Exercise task: An exact copy of every record is needed.

Exercise input:
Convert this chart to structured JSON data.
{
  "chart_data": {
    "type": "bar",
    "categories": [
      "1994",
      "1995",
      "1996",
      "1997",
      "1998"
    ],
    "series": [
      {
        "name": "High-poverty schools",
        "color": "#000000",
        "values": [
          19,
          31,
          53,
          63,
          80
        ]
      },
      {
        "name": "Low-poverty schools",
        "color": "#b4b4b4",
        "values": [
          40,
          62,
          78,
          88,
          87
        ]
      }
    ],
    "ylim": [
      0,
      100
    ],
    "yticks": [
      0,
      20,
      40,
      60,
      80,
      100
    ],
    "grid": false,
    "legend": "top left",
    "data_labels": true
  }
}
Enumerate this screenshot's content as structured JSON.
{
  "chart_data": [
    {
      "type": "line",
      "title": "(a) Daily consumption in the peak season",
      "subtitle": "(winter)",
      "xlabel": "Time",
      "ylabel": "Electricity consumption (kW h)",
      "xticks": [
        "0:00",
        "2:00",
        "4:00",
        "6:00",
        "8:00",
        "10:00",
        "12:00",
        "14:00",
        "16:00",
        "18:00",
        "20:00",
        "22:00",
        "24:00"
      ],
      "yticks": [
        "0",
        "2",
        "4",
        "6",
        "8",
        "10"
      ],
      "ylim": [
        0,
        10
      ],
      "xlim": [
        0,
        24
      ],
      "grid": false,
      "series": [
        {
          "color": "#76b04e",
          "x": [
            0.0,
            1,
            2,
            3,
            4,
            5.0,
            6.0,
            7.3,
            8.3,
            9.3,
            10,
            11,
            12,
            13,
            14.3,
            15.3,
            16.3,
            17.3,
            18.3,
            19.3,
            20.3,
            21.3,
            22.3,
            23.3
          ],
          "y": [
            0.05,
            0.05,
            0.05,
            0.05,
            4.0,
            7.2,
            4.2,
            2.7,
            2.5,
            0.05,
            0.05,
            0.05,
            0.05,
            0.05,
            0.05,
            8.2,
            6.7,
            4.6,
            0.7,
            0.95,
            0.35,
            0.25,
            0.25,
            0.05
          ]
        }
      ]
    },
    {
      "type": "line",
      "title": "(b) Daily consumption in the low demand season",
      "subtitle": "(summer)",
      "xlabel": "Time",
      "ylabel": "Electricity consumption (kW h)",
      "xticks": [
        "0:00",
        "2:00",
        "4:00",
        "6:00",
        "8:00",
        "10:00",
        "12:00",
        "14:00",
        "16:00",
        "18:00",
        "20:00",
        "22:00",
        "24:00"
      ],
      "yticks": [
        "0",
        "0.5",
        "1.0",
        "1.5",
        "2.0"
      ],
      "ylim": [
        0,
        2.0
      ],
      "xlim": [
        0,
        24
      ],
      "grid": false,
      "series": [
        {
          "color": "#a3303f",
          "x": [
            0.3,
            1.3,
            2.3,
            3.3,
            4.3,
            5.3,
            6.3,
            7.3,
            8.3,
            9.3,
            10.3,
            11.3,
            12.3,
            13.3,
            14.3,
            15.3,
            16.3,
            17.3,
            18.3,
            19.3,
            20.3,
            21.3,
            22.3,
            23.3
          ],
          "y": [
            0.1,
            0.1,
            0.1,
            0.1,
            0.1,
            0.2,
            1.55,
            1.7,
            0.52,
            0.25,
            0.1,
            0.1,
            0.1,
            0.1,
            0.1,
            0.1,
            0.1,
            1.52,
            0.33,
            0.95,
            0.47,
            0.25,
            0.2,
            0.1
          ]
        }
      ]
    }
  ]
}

Response to the exercise:
Convert this chart to structured JSON data.
{
  "chart_data": {
    "type": "bar",
    "categories": [
      "1994",
      "1995",
      "1996",
      "1997",
      "1998"
    ],
    "series": [
      {
        "name": "High-poverty schools",
        "color": "#000000",
        "values": [
          19,
          31,
          53,
          63,
          80
        ]
      },
      {
        "name": "Low-poverty schools",
        "color": "#b4b4b4",
        "values": [
          40,
          62,
          78,
          88,
          87
        ]
      }
    ],
    "ylim": [
      0,
      100
    ],
    "yticks": [
      0,
      20,
      40,
      60,
      80,
      100
    ],
    "grid": false,
    "legend": "top left",
    "data_labels": true
  }
}
Enumerate this screenshot's content as structured JSON.
{
  "chart_data": [
    {
      "type": "line",
      "title": "(a) Daily consumption in the peak season",
      "subtitle": "(winter)",
      "xlabel": "Time",
      "ylabel": "Electricity consumption (kW h)",
      "xticks": [
        "0:00",
        "2:00",
        "4:00",
        "6:00",
        "8:00",
        "10:00",
        "12:00",
        "14:00",
        "16:00",
        "18:00",
        "20:00",
        "22:00",
        "24:00"
      ],
      "yticks": [
        "0",
        "2",
        "4",
        "6",
        "8",
        "10"
      ],
      "ylim": [
        0,
        10
      ],
      "xlim": [
        0,
        24
      ],
      "grid": false,
      "series": [
        {
          "color": "#76b04e",
          "x": [
            0.0,
            1,
            2,
            3,
            4,
            5.0,
            6.0,
            7.3,
            8.3,
            9.3,
            10,
            11,
            12,
            13,
            14.3,
            15.3,
            16.3,
            17.3,
            18.3,
            19.3,
            20.3,
            21.3,
            22.3,
            23.3
          ],
          "y": [
            0.05,
            0.05,
            0.05,
            0.05,
            4.0,
            7.2,
            4.2,
            2.7,
            2.5,
            0.05,
            0.05,
            0.05,
            0.05,
            0.05,
            0.05,
            8.2,
            6.7,
            4.6,
            0.7,
            0.95,
            0.35,
            0.25,
            0.25,
            0.05
          ]
        }
      ]
    },
    {
      "type": "line",
      "title": "(b) Daily consumption in the low demand season",
      "subtitle": "(summer)",
      "xlabel": "Time",
      "ylabel": "Electricity consumption (kW h)",
      "xticks": [
        "0:00",
        "2:00",
        "4:00",
        "6:00",
        "8:00",
        "10:00",
        "12:00",
        "14:00",
        "16:00",
        "18:00",
        "20:00",
        "22:00",
        "24:00"
      ],
      "yticks": [
        "0",
        "0.5",
        "1.0",
        "1.5",
        "2.0"
      ],
      "ylim": [
        0,
        2.0
      ],
      "xlim": [
        0,
        24
      ],
      "grid": false,
      "series": [
        {
          "color": "#a3303f",
          "x": [
            0.3,
            1.3,
            2.3,
            3.3,
            4.3,
            5.3,
            6.3,
            7.3,
            8.3,
            9.3,
            10.3,
            11.3,
            12.3,
            13.3,
            14.3,
            15.3,
            16.3,
            17.3,
            18.3,
            19.3,
            20.3,
            21.3,
            22.3,
            23.3
          ],
          "y": [
            0.1,
            0.1,
            0.1,
            0.1,
            0.1,
            0.2,
            1.55,
            1.7,
            0.52,
            0.25,
            0.1,
            0.1,
            0.1,
            0.1,
            0.1,
            0.1,
            0.1,
            1.52,
            0.33,
            0.95,
            0.47,
            0.25,
            0.2,
            0.1
          ]
        }
      ]
    }
  ]
}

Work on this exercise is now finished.